Restate the data below word for word. Skip any images it contains.

Dataset items

________

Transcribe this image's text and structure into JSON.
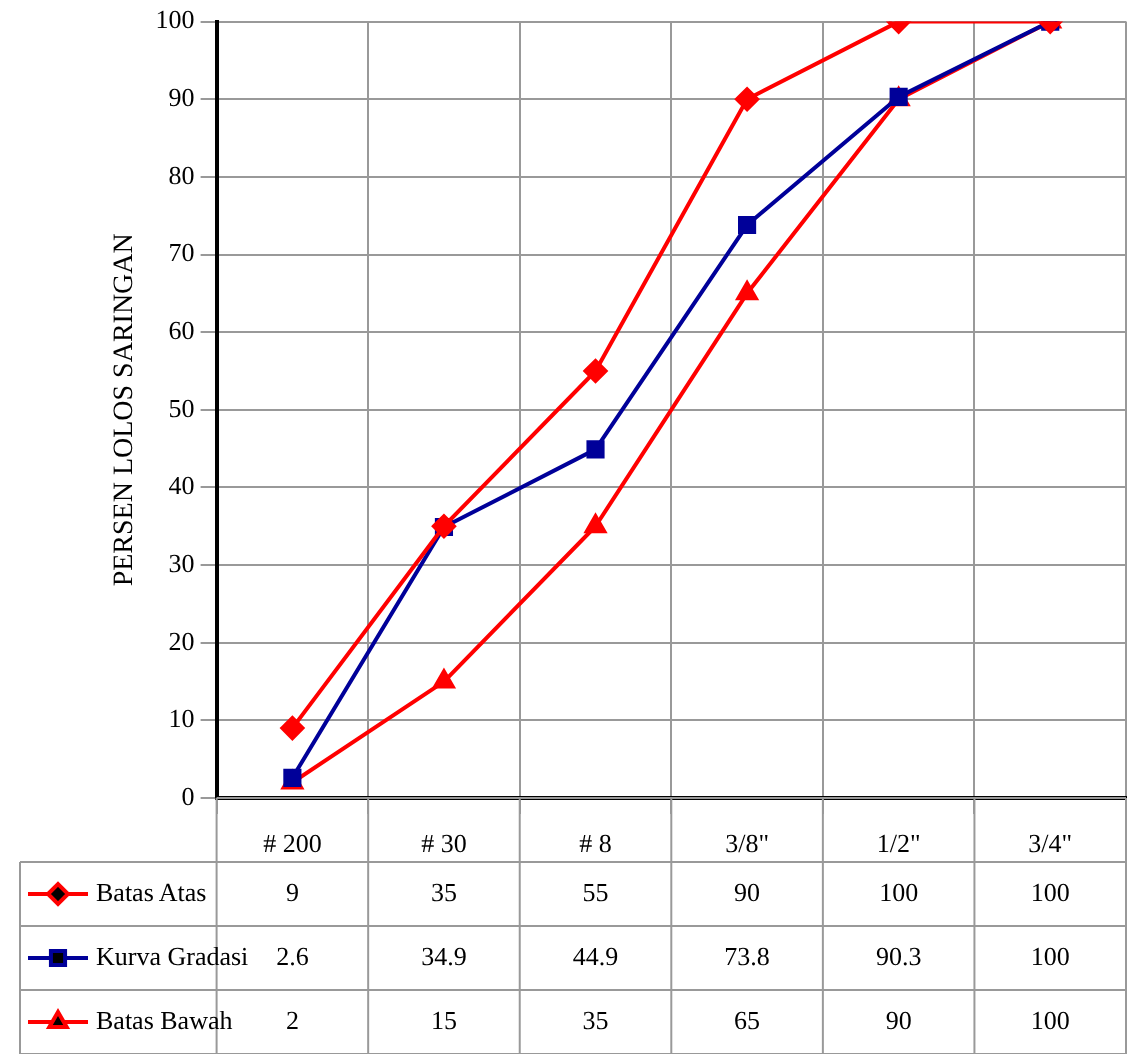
{
  "chart_data": {
    "type": "line",
    "ylabel": "PERSEN LOLOS SARINGAN",
    "categories": [
      "# 200",
      "# 30",
      "# 8",
      "3/8\"",
      "1/2\"",
      "3/4\""
    ],
    "series": [
      {
        "name": "Batas Atas",
        "color": "#ff0000",
        "marker": "diamond",
        "values": [
          9,
          35,
          55,
          90,
          100,
          100
        ]
      },
      {
        "name": "Kurva Gradasi",
        "color": "#000099",
        "marker": "square",
        "values": [
          2.6,
          34.9,
          44.9,
          73.8,
          90.3,
          100
        ]
      },
      {
        "name": "Batas Bawah",
        "color": "#ff0000",
        "marker": "triangle",
        "values": [
          2,
          15,
          35,
          65,
          90,
          100
        ]
      }
    ],
    "ylim": [
      0,
      100
    ],
    "yticks": [
      0,
      10,
      20,
      30,
      40,
      50,
      60,
      70,
      80,
      90,
      100
    ],
    "grid": true,
    "legend": "bottom",
    "data_labels": true
  }
}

________

Task solution:
Transcribe this image's text and structure into JSON.
{
  "chart_data": {
    "type": "line",
    "ylabel": "PERSEN LOLOS SARINGAN",
    "categories": [
      "# 200",
      "# 30",
      "# 8",
      "3/8\"",
      "1/2\"",
      "3/4\""
    ],
    "series": [
      {
        "name": "Batas Atas",
        "color": "#ff0000",
        "marker": "diamond",
        "values": [
          9,
          35,
          55,
          90,
          100,
          100
        ]
      },
      {
        "name": "Kurva Gradasi",
        "color": "#000099",
        "marker": "square",
        "values": [
          2.6,
          34.9,
          44.9,
          73.8,
          90.3,
          100
        ]
      },
      {
        "name": "Batas Bawah",
        "color": "#ff0000",
        "marker": "triangle",
        "values": [
          2,
          15,
          35,
          65,
          90,
          100
        ]
      }
    ],
    "ylim": [
      0,
      100
    ],
    "yticks": [
      0,
      10,
      20,
      30,
      40,
      50,
      60,
      70,
      80,
      90,
      100
    ],
    "grid": true,
    "legend": "bottom",
    "data_labels": true
  }
}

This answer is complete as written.